**Tarefas a fazer:**
1 > No texto sobre streaming de música, em que posição o Brasil aparece no ranking dos países que mais usam esse serviço?
2 > Transcreva o trecho do texto sobre streaming de música que vai de "De acordo com" até "infinitamente sua playlist.".

___ Trecho escolhido ___

Nunca foi tão fácil consumir música gratuitamente. O acesso a qualquer artista e gênero musical é praticamente ilimitado, seja pelo YouTube (quem nunca recebeu uma recomendação nada a ver com o seu estilo musical e acabou adorando?) ou pelo Spotify, com as playlists associadas a sentimentos, humor ou atividades diárias. Porém, toda essa mudança na forma de escutar música também alterou o modo como convivemos. Assim como afetou — e está afetando — a indústria musical.

De acordo com o estudo Power of Music, feito pelo Spotify, o streaming traz várias mudanças no comportamento social. A música se torna um recurso básico, já que a internet a torna mais acessível e a um preço baixo. Também tornou-se mais barato e simples experimentar novas músicas, estilos e artistas com a possibilidade de escolher playlists referentes ao humor do ouvinte, fazendo as pessoas mais flexíveis em relação aos diferentes gêneros musicais; com esse recurso, a intimidade é compartilhada de uma forma diferente das outras redes sociais, pois as músicas expressam os sentimentos daquele momento. Ademais, com a interação entre os usuários, é possível expandir infinitamente sua playlist.

Gráfico traduzido e adaptado do Music Consumer Insight Report de 2017. Fonte: IFPI

Segundo o IFPI (Federação Internacional da Indústria Fonográfica), em 2017, 96% do usuários de internet consumiram música licenciada (incluindo audio streaming, video streaming, compra física, downloads digitais e rádio), e 98% dos consumidores eram os jovens, entre 16 e 24 anos. Além disso, 45% usaram audio streaming licenciado, como o Spotify, para consumir música, e este número tende a aumentar nos próximos anos, já que esse serviço está se popularizando cada vez mais. O Brasil está em terceiro lugar no ranking dos países que mais usam esse serviço.

___ Informações registradas ___

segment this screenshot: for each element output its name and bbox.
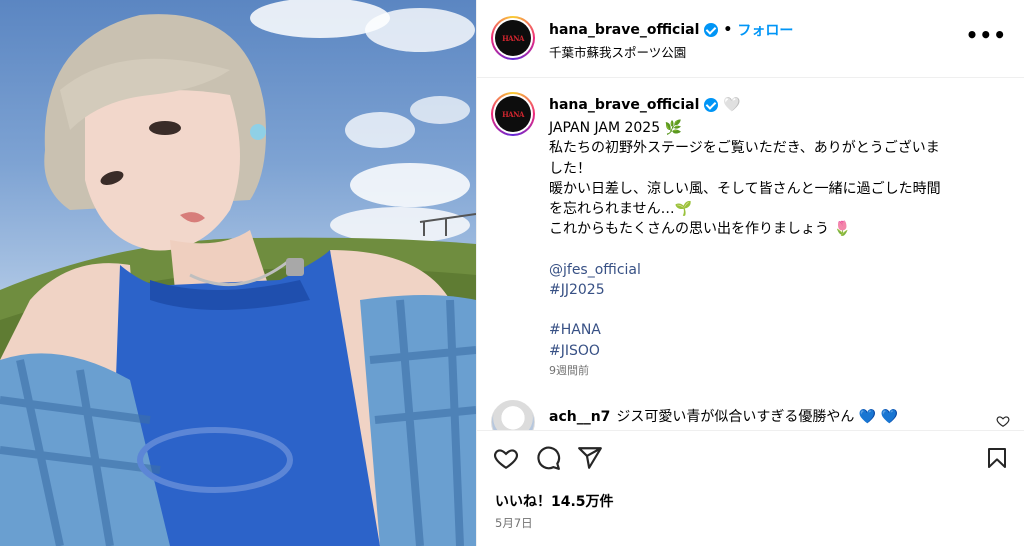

___

**Respostas por tarefa:**
1 > Em terceiro lugar.

2 >
De acordo com o estudo Power of Music, feito pelo Spotify, o streaming traz várias mudanças no comportamento social. A música se torna um recurso básico, já que a internet a torna mais acessível e a um preço baixo. Também tornou-se mais barato e simples experimentar novas músicas, estilos e artistas com a possibilidade de escolher playlists referentes ao humor do ouvinte, fazendo as pessoas mais flexíveis em relação aos diferentes gêneros musicais; com esse recurso, a intimidade é compartilhada de uma forma diferente das outras redes sociais, pois as músicas expressam os sentimentos daquele momento. Ademais, com a interação entre os usuários, é possível expandir infinitamente sua playlist.